Excerpt provided:
[Start of section]
Funnel plot to assess publication bias. (A) Intraoperative blood loss, (B) postoperative blood loss, (C) total blood loss, (D) transfusion volume.


DISCUSSION

Significant blood loss both during and after spine surgery is crucial and contributes to the increased need for allogeneic blood transfusions, which may lead to an increased risk of developing moderate to severe complications. Thus, several techniques regarding the administration of TXA have been used.

There are studies comparing the use of drugs such as TXA, Epsilon-aminocaproic acid (EACA), and aprotinin in addition to TXA to reduce blood loss. There is a study showing that EACA was also effective in reducing bleeding [27]. Although aprotinin and TXA are both effective to reduce blood loss, TXA is a better option for clinical use [28]. TXA has been reported as effective in reducing blood loss and transfusions for various surgeries, regardless of age. One study that investigated scoliosis correctional surgery revealed better results when used with other blood conservation methods [27]. In idiopathic scoliosis surgery, similar results have been shown in both adults and children [29]. As the dosage of TXA among the included studies differed by up to 10-fold, further studies are needed to establish a better regimen with optimal dosage and administration timing.
[End of section]
Records from a dataset:
[Start of section]
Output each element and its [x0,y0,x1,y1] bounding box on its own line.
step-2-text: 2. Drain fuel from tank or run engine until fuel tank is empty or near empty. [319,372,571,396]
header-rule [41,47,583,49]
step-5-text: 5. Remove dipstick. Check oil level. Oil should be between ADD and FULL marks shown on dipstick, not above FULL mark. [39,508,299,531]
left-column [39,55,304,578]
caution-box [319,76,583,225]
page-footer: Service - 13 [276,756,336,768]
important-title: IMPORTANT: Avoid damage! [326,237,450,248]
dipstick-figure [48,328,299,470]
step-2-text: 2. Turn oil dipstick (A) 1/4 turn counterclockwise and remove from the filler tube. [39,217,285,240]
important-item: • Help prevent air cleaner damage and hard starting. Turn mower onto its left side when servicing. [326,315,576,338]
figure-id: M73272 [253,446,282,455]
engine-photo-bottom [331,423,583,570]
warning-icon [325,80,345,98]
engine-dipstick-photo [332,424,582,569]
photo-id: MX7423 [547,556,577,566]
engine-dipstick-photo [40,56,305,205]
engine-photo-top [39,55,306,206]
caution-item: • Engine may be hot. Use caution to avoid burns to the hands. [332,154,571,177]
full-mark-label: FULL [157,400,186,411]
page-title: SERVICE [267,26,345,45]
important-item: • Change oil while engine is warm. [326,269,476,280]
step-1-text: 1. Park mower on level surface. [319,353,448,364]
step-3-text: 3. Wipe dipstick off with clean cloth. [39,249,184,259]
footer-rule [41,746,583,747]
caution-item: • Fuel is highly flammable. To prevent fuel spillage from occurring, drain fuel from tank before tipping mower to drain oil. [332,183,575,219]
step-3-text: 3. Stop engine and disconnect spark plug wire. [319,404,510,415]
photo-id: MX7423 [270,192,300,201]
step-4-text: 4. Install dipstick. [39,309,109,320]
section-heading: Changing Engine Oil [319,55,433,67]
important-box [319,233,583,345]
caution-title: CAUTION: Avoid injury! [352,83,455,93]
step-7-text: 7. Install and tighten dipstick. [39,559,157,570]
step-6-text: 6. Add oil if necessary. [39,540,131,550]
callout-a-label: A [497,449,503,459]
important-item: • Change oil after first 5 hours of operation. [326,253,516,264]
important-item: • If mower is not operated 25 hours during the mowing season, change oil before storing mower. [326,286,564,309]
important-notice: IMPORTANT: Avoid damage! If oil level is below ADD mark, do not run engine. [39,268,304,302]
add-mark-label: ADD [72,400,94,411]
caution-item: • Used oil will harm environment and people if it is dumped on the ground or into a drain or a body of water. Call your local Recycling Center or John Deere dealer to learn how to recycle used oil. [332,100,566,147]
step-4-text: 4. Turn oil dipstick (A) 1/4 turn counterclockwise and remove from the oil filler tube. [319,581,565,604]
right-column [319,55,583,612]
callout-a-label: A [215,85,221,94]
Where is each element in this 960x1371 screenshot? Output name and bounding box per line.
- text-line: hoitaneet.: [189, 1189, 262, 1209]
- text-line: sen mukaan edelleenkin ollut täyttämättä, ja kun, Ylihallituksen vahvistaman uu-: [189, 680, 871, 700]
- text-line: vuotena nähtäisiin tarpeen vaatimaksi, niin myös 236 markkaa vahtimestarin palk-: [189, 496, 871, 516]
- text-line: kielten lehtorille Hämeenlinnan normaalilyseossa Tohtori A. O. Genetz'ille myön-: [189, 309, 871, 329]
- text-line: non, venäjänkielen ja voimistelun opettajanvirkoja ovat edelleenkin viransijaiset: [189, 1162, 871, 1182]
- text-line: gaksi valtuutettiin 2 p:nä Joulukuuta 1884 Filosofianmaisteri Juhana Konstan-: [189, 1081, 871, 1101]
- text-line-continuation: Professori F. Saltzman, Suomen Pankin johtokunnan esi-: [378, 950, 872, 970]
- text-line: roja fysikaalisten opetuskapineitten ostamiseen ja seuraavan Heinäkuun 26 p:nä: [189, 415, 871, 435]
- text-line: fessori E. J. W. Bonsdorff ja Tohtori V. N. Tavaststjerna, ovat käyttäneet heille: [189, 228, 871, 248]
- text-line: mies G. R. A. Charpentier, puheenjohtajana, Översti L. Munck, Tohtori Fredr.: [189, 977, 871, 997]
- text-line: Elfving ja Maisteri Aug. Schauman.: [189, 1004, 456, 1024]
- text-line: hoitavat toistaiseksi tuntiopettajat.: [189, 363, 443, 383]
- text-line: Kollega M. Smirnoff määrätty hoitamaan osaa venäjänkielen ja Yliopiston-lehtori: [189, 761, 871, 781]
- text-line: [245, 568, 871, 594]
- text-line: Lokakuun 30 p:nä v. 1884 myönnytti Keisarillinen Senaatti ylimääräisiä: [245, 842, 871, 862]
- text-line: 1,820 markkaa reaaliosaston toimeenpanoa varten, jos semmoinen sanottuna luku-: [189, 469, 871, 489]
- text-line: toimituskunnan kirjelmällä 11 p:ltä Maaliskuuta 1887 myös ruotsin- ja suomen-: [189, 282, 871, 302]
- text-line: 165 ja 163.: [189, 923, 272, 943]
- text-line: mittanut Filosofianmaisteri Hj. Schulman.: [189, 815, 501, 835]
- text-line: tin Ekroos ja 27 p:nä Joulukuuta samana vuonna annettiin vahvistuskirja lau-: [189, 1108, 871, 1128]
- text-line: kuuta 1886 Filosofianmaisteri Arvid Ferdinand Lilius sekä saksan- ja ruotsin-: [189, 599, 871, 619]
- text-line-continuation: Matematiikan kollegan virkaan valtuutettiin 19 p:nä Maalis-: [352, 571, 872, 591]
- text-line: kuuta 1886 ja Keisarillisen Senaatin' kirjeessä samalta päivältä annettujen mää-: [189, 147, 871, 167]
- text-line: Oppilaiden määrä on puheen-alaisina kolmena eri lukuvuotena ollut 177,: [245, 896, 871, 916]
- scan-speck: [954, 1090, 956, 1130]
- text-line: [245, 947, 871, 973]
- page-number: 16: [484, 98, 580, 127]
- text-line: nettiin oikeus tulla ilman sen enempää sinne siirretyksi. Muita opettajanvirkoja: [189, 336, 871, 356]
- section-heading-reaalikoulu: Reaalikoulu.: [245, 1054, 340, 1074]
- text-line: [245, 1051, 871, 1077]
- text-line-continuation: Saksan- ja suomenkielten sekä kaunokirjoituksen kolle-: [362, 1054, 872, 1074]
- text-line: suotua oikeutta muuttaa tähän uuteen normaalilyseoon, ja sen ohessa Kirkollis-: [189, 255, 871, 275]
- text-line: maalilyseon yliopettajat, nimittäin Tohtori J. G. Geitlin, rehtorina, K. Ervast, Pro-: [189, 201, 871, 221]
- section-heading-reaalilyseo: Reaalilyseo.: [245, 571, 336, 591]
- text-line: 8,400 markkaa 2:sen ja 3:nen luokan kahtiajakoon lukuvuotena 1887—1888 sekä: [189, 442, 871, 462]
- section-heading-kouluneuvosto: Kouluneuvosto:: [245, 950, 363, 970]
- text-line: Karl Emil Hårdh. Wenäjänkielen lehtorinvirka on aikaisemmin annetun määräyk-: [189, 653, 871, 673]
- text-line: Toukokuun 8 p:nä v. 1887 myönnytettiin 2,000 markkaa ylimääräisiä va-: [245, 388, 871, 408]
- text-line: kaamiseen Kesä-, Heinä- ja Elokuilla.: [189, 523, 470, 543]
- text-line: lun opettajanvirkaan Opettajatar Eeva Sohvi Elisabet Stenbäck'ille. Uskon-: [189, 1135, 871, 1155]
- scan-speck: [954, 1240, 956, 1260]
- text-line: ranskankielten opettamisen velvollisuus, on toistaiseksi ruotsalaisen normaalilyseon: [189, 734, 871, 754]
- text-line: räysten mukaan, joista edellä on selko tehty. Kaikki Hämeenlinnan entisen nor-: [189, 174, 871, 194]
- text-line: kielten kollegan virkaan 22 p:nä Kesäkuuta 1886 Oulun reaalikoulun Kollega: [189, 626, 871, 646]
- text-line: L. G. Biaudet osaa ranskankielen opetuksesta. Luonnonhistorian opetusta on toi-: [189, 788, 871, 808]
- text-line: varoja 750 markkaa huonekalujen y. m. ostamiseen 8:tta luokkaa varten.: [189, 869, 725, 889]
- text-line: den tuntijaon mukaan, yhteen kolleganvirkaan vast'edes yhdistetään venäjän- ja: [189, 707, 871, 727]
[End of section]
What you have to do:
In the excerpt on blood loss in spine surgery, by how much did the TXA dosage differ among the included studies?

Solution to this exercise:
Up to 10-fold.